_Data items_
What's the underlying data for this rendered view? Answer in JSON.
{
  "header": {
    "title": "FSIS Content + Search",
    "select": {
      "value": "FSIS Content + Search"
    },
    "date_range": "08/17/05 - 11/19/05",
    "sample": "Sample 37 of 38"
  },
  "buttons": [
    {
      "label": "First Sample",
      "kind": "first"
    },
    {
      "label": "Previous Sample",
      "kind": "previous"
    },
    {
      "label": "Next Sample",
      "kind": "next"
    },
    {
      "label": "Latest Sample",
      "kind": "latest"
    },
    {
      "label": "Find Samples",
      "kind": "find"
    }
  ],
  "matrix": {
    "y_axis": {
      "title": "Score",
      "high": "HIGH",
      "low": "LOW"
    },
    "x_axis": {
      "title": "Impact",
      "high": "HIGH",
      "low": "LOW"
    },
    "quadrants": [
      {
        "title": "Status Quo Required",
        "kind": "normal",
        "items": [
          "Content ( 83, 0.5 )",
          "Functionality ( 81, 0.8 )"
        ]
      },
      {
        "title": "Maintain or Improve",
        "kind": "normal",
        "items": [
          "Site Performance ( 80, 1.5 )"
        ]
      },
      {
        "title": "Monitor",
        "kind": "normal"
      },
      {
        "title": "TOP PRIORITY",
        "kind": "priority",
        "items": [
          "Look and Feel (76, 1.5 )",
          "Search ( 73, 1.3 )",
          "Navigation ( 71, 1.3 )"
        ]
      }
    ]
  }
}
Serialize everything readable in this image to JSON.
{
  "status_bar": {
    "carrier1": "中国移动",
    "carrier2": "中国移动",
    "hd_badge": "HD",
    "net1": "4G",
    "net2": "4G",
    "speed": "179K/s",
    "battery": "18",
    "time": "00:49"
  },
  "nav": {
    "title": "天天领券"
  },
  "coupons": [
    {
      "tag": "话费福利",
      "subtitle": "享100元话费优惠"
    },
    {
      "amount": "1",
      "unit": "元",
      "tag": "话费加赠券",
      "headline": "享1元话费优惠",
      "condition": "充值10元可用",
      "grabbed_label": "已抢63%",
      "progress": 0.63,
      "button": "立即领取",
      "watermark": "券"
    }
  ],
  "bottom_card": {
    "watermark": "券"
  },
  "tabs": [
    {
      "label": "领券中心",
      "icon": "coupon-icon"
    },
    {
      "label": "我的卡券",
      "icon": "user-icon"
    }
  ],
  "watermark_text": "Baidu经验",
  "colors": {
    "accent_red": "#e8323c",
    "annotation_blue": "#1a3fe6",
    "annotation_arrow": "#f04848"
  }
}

_Objective_
From the first line to the last, retype the data exactly.

_Response for this exercise_
What's the underlying data for this rendered view? Answer in JSON.
{
  "header": {
    "title": "FSIS Content + Search",
    "select": {
      "value": "FSIS Content + Search"
    },
    "date_range": "08/17/05 - 11/19/05",
    "sample": "Sample 37 of 38"
  },
  "buttons": [
    {
      "label": "First Sample",
      "kind": "first"
    },
    {
      "label": "Previous Sample",
      "kind": "previous"
    },
    {
      "label": "Next Sample",
      "kind": "next"
    },
    {
      "label": "Latest Sample",
      "kind": "latest"
    },
    {
      "label": "Find Samples",
      "kind": "find"
    }
  ],
  "matrix": {
    "y_axis": {
      "title": "Score",
      "high": "HIGH",
      "low": "LOW"
    },
    "x_axis": {
      "title": "Impact",
      "high": "HIGH",
      "low": "LOW"
    },
    "quadrants": [
      {
        "title": "Status Quo Required",
        "kind": "normal",
        "items": [
          "Content ( 83, 0.5 )",
          "Functionality ( 81, 0.8 )"
        ]
      },
      {
        "title": "Maintain or Improve",
        "kind": "normal",
        "items": [
          "Site Performance ( 80, 1.5 )"
        ]
      },
      {
        "title": "Monitor",
        "kind": "normal"
      },
      {
        "title": "TOP PRIORITY",
        "kind": "priority",
        "items": [
          "Look and Feel (76, 1.5 )",
          "Search ( 73, 1.3 )",
          "Navigation ( 71, 1.3 )"
        ]
      }
    ]
  }
}
Serialize everything readable in this image to JSON.
{
  "status_bar": {
    "carrier1": "中国移动",
    "carrier2": "中国移动",
    "hd_badge": "HD",
    "net1": "4G",
    "net2": "4G",
    "speed": "179K/s",
    "battery": "18",
    "time": "00:49"
  },
  "nav": {
    "title": "天天领券"
  },
  "coupons": [
    {
      "tag": "话费福利",
      "subtitle": "享100元话费优惠"
    },
    {
      "amount": "1",
      "unit": "元",
      "tag": "话费加赠券",
      "headline": "享1元话费优惠",
      "condition": "充值10元可用",
      "grabbed_label": "已抢63%",
      "progress": 0.63,
      "button": "立即领取",
      "watermark": "券"
    }
  ],
  "bottom_card": {
    "watermark": "券"
  },
  "tabs": [
    {
      "label": "领券中心",
      "icon": "coupon-icon"
    },
    {
      "label": "我的卡券",
      "icon": "user-icon"
    }
  ],
  "watermark_text": "Baidu经验",
  "colors": {
    "accent_red": "#e8323c",
    "annotation_blue": "#1a3fe6",
    "annotation_arrow": "#f04848"
  }
}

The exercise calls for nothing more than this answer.